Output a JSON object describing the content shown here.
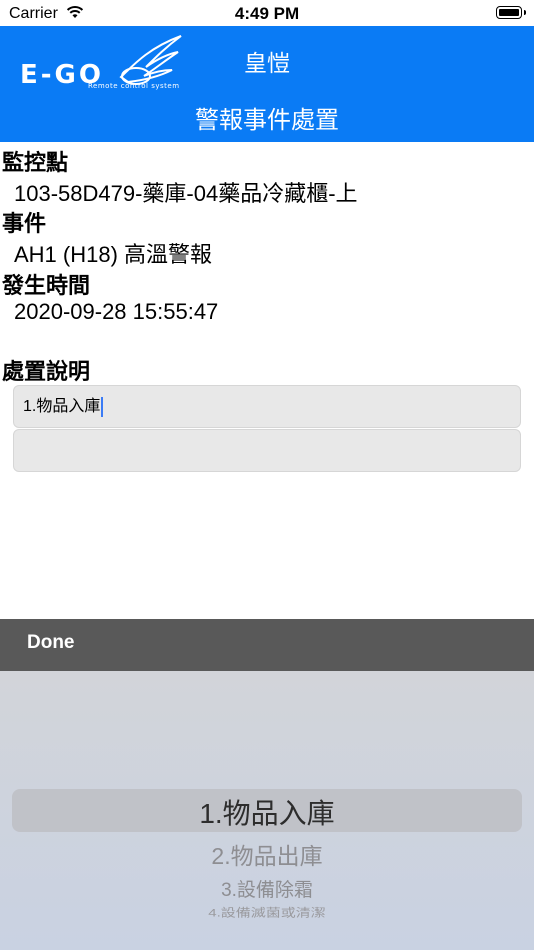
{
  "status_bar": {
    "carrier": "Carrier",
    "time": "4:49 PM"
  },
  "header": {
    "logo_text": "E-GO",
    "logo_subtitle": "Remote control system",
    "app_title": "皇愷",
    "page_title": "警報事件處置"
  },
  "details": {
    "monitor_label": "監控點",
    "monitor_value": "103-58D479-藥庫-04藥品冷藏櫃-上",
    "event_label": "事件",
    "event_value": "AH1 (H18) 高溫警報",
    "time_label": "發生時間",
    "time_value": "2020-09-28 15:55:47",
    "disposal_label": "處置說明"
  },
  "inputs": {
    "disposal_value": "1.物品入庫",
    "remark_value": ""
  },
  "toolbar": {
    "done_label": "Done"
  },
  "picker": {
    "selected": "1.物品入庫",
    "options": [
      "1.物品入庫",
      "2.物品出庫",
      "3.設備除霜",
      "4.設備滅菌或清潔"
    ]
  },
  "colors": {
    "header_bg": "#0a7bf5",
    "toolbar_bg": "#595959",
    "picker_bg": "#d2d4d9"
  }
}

---

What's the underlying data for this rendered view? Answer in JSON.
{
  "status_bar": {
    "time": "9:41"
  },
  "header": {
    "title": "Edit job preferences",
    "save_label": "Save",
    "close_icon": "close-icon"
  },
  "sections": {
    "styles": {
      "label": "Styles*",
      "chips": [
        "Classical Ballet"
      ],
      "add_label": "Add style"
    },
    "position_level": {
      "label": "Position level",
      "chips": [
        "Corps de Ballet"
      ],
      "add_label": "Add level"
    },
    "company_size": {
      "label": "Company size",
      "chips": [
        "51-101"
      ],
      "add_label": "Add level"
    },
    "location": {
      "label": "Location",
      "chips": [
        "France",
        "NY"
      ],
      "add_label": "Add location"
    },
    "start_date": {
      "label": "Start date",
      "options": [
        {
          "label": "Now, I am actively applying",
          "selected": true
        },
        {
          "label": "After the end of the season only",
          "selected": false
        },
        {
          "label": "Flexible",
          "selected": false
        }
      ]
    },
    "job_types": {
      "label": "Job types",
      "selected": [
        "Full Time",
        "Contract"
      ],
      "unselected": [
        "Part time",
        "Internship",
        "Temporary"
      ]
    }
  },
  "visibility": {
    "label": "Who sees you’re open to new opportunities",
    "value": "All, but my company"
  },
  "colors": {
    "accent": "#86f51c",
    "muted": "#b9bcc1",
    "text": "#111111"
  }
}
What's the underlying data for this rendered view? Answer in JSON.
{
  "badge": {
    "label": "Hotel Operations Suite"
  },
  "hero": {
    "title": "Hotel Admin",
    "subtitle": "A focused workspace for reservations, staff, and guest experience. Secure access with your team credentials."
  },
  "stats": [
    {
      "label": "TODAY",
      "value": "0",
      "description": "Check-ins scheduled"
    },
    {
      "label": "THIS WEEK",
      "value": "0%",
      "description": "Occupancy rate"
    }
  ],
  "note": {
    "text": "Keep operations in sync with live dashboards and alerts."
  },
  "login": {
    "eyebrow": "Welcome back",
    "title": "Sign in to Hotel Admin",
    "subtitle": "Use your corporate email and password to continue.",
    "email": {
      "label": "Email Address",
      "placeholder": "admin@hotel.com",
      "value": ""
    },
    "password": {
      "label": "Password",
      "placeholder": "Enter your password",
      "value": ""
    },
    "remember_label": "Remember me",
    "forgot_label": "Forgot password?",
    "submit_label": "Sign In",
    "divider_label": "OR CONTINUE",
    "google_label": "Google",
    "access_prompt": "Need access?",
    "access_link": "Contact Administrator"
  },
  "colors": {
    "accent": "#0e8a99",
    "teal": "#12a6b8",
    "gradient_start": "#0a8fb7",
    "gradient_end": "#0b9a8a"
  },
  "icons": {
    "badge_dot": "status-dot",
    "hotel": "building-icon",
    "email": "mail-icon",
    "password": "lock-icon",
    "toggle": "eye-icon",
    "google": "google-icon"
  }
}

## DIRECTION
Wherever the string "with" appears in the entries above, list that line.

## EXPECTED ANSWER
    "subtitle": "A focused workspace for reservations, staff, and guest experience. Secure access with your team credentials."
    "text": "Keep operations in sync with live dashboards and alerts."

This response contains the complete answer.